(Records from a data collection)
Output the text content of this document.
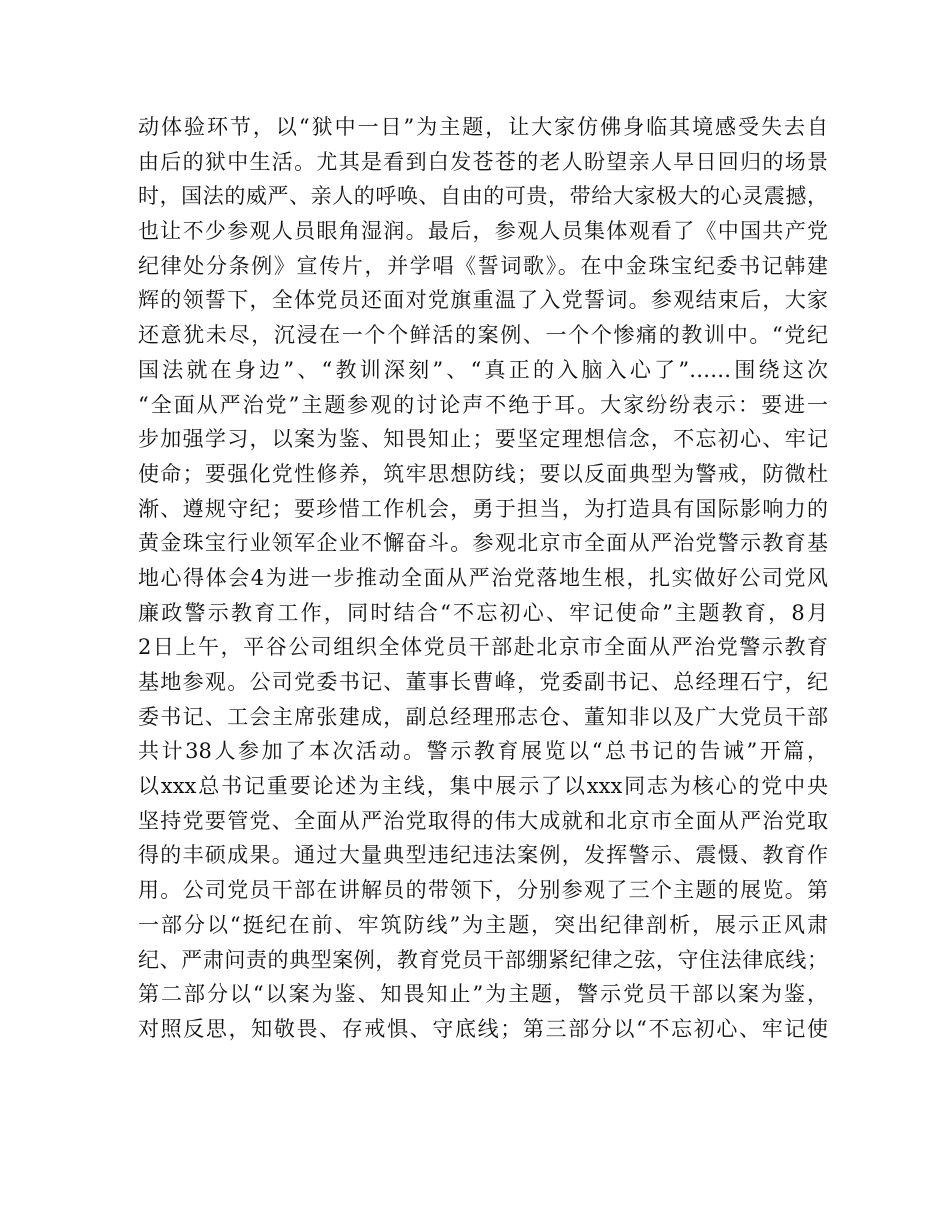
动体验环节，以“狱中一日”为主题，让大家仿佛身临其境感受失去自
由后的狱中生活。尤其是看到白发苍苍的老人盼望亲人早日回归的场景
时，国法的威严、亲人的呼唤、自由的可贵，带给大家极大的心灵震撼，
也让不少参观人员眼角湿润。最后，参观人员集体观看了《中国共产党
纪律处分条例》宣传片，并学唱《誓词歌》。在中金珠宝纪委书记韩建
辉的领誓下，全体党员还面对党旗重温了入党誓词。参观结束后，大家
还意犹未尽，沉浸在一个个鲜活的案例、一个个惨痛的教训中。“党纪
国法就在身边”、“教训深刻”、“真正的入脑入心了”……围绕这次
“全面从严治党”主题参观的讨论声不绝于耳。大家纷纷表示：要进一
步加强学习，以案为鉴、知畏知止；要坚定理想信念，不忘初心、牢记
使命；要强化党性修养，筑牢思想防线；要以反面典型为警戒，防微杜
渐、遵规守纪；要珍惜工作机会，勇于担当，为打造具有国际影响力的
黄金珠宝行业领军企业不懈奋斗。参观北京市全面从严治党警示教育基
地心得体会4为进一步推动全面从严治党落地生根，扎实做好公司党风
廉政警示教育工作，同时结合“不忘初心、牢记使命”主题教育，8月
2日上午，平谷公司组织全体党员干部赴北京市全面从严治党警示教育
基地参观。公司党委书记、董事长曹峰，党委副书记、总经理石宁，纪
委书记、工会主席张建成，副总经理邢志仓、董知非以及广大党员干部
共计38人参加了本次活动。警示教育展览以“总书记的告诫”开篇，
以xxx总书记重要论述为主线，集中展示了以xxx同志为核心的党中央
坚持党要管党、全面从严治党取得的伟大成就和北京市全面从严治党取
得的丰硕成果。通过大量典型违纪违法案例，发挥警示、震慑、教育作
用。公司党员干部在讲解员的带领下，分别参观了三个主题的展览。第
一部分以“挺纪在前、牢筑防线”为主题，突出纪律剖析，展示正风肃
纪、严肃问责的典型案例，教育党员干部绷紧纪律之弦，守住法律底线；
第二部分以“以案为鉴、知畏知止”为主题，警示党员干部以案为鉴，
对照反思，知敬畏、存戒惧、守底线；第三部分以“不忘初心、牢记使
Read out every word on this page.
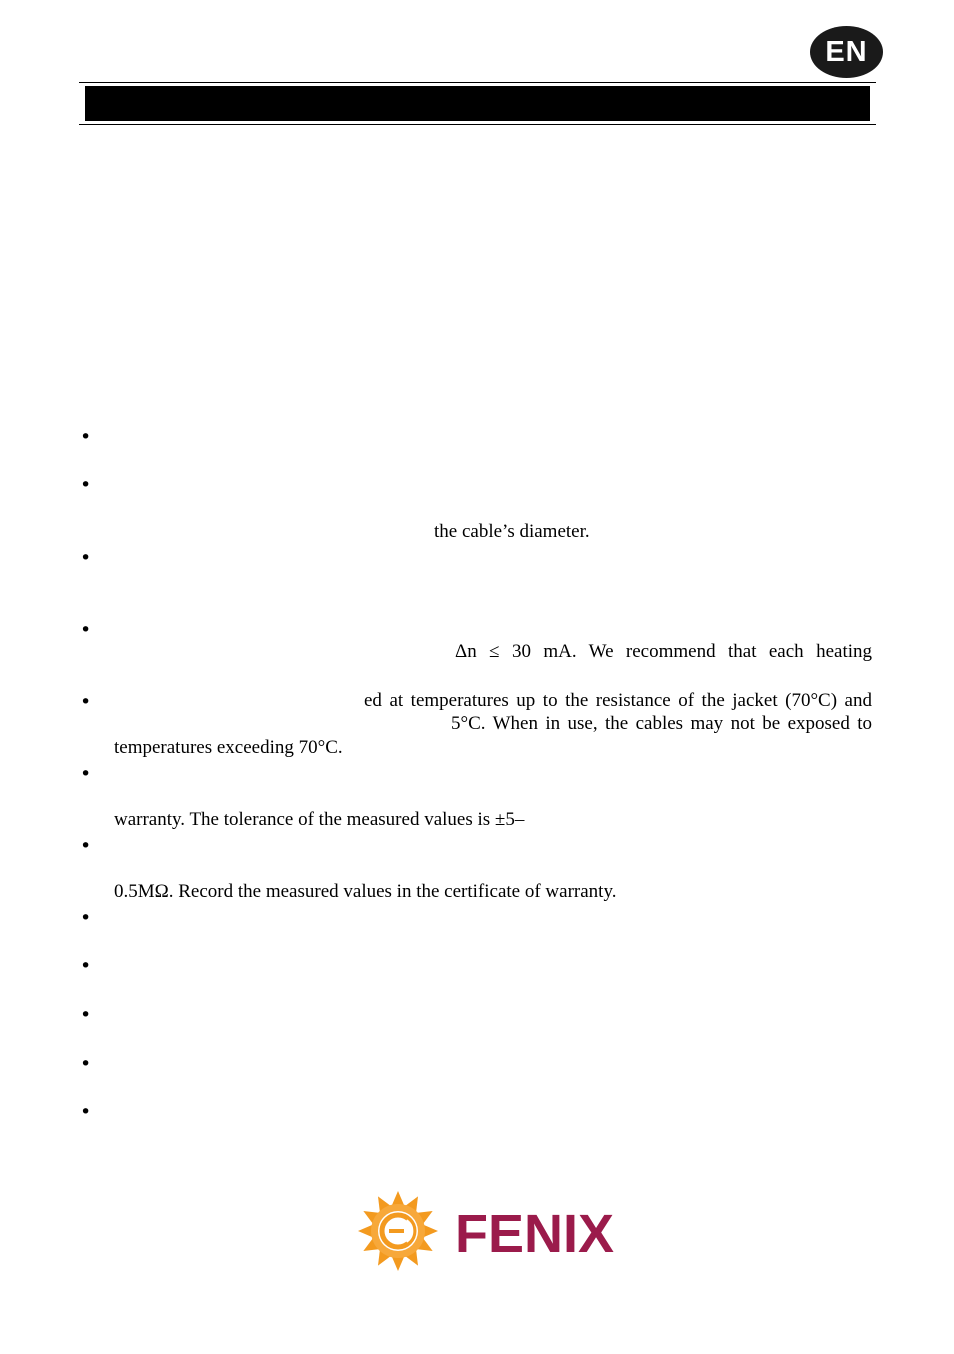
EN
•
•
•
•
•
•
•
•
•
•
•
•
the cable’s diameter.
Δn ≤ 30 mA. We recommend that each heating
ed at temperatures up to the resistance of the jacket (70°C) and
5°C. When in use, the cables may not be exposed to
temperatures exceeding 70°C.
warranty. The tolerance of the measured values is ±5–
0.5MΩ. Record the measured values in the certificate of warranty.
FENIX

### What you have to do
Produce an exact reproduction of the lines from the line containing "Read out every word on this page." through the last line of the records. Any picture is left out.

### The result
Read out every word on this page.
EN
•
•
•
•
•
•
•
•
•
•
•
•
the cable’s diameter.
Δn ≤ 30 mA. We recommend that each heating
ed at temperatures up to the resistance of the jacket (70°C) and
5°C. When in use, the cables may not be exposed to
temperatures exceeding 70°C.
warranty. The tolerance of the measured values is ±5–
0.5MΩ. Record the measured values in the certificate of warranty.
FENIX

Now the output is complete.